(begin)

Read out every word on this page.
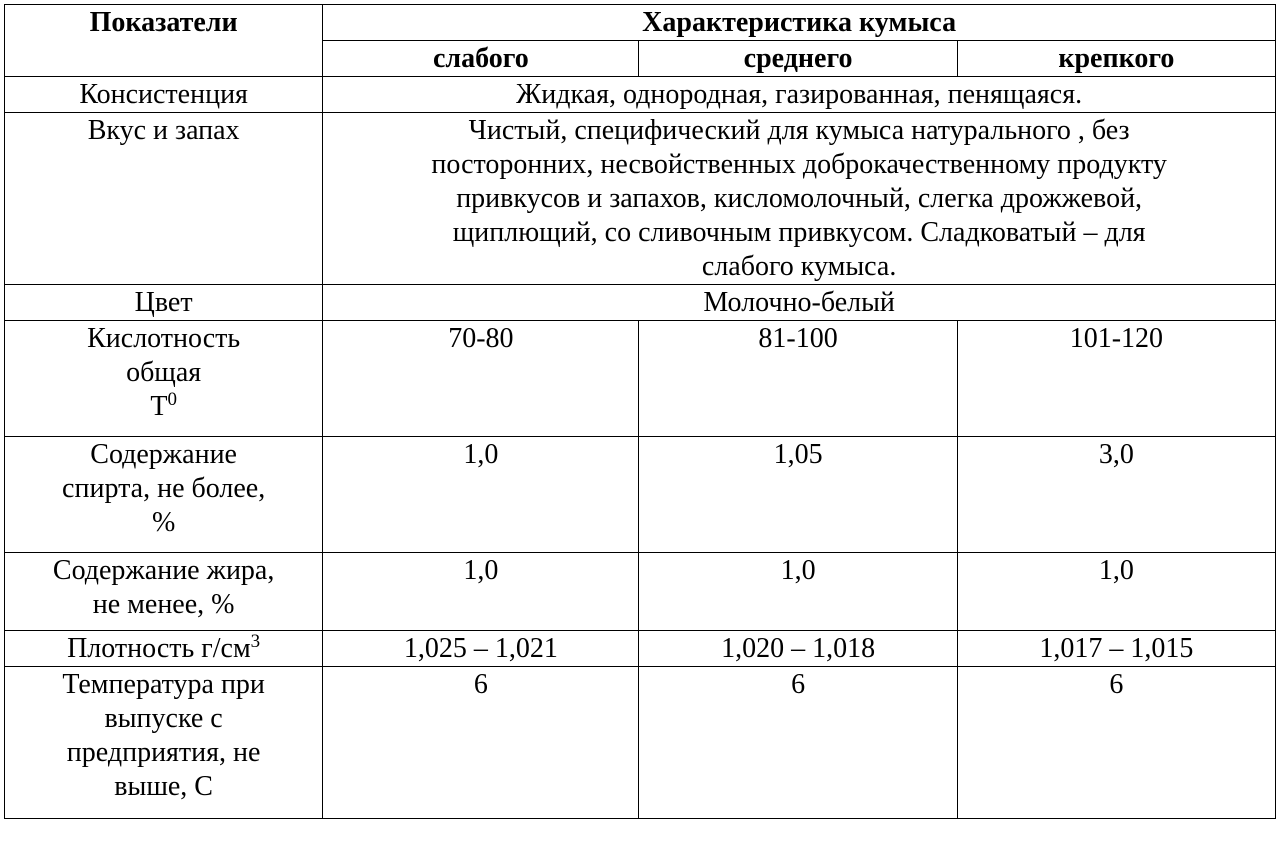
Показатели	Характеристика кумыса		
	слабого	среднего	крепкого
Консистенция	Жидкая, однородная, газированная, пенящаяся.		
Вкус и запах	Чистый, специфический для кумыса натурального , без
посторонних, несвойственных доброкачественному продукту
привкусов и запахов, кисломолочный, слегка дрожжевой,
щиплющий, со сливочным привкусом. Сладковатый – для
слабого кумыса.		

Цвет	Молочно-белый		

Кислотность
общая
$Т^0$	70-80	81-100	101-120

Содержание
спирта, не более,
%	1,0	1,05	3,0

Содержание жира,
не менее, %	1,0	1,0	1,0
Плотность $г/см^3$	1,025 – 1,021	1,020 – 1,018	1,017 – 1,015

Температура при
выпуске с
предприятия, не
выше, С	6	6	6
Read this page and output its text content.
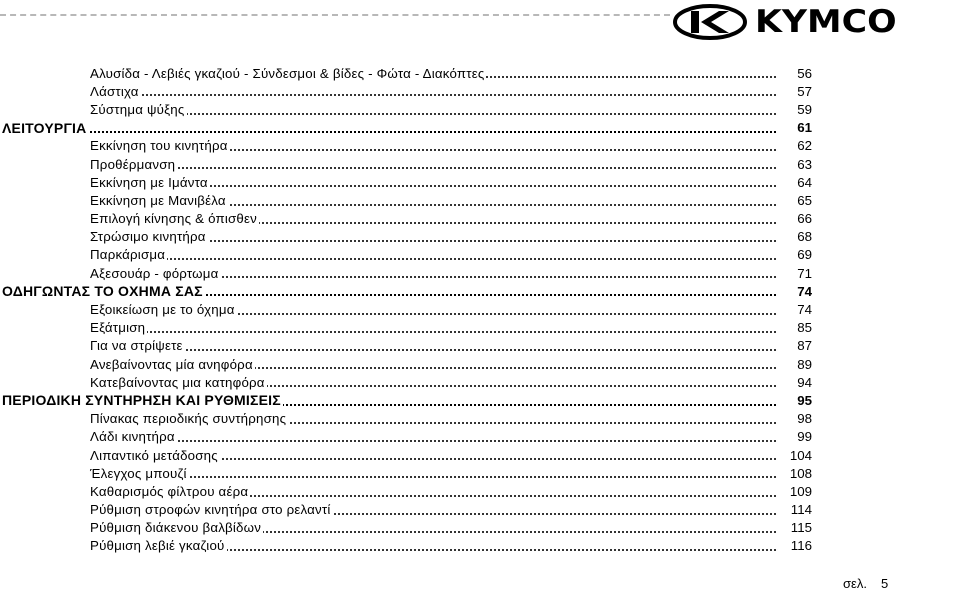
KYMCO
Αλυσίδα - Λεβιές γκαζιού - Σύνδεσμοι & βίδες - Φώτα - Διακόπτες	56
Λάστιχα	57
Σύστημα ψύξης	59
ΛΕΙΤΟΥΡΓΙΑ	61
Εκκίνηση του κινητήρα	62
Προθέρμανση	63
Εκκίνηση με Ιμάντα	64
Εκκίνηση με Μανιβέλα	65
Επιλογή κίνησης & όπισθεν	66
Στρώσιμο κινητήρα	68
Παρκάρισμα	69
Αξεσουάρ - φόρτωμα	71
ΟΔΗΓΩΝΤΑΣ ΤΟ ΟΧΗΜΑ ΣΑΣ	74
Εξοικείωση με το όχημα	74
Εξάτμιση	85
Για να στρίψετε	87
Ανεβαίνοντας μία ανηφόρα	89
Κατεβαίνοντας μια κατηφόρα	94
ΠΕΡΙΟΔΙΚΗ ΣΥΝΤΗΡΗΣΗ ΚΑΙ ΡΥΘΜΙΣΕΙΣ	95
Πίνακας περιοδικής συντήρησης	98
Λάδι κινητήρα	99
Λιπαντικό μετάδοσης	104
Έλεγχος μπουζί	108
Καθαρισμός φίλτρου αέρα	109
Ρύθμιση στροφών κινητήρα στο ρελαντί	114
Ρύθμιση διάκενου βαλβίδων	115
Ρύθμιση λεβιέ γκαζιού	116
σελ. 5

(end)

§ **Problem details**
In the entries above, find each line with the string "Εκκίνηση" and copy it.

§ **Result**
Εκκίνηση του κινητήρα	62
Εκκίνηση με Ιμάντα	64
Εκκίνηση με Μανιβέλα	65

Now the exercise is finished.